(Saved entries)
:::::

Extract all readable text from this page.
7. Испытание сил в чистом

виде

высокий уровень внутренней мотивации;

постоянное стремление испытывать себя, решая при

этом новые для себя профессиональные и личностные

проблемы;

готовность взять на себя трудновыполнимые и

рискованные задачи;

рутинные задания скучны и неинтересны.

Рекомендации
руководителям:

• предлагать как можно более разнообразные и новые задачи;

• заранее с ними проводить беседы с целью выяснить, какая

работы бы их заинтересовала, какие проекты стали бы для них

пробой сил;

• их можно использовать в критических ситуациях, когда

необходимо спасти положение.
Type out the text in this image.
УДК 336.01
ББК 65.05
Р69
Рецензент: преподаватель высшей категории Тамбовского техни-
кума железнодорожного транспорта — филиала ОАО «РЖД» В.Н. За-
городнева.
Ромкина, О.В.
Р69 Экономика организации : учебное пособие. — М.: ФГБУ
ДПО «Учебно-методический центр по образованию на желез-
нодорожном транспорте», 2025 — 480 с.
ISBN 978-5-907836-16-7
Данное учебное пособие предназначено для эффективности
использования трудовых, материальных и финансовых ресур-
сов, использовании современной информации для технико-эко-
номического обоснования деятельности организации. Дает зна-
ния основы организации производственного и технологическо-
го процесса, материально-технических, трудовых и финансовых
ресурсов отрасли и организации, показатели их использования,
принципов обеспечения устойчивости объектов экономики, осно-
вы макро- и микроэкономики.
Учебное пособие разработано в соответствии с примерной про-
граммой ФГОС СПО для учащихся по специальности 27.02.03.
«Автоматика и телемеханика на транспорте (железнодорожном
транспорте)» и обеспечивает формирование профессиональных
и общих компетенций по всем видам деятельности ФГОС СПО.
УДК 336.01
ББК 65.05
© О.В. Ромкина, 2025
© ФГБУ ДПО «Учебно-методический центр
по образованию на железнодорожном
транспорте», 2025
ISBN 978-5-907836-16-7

:::::

## Goal of the exercise:
In the records above, find each line with the word "финансовых" and copy it.

## Written reply:
использования трудовых, материальных и финансовых ресур-
го процесса, материально-технических, трудовых и финансовых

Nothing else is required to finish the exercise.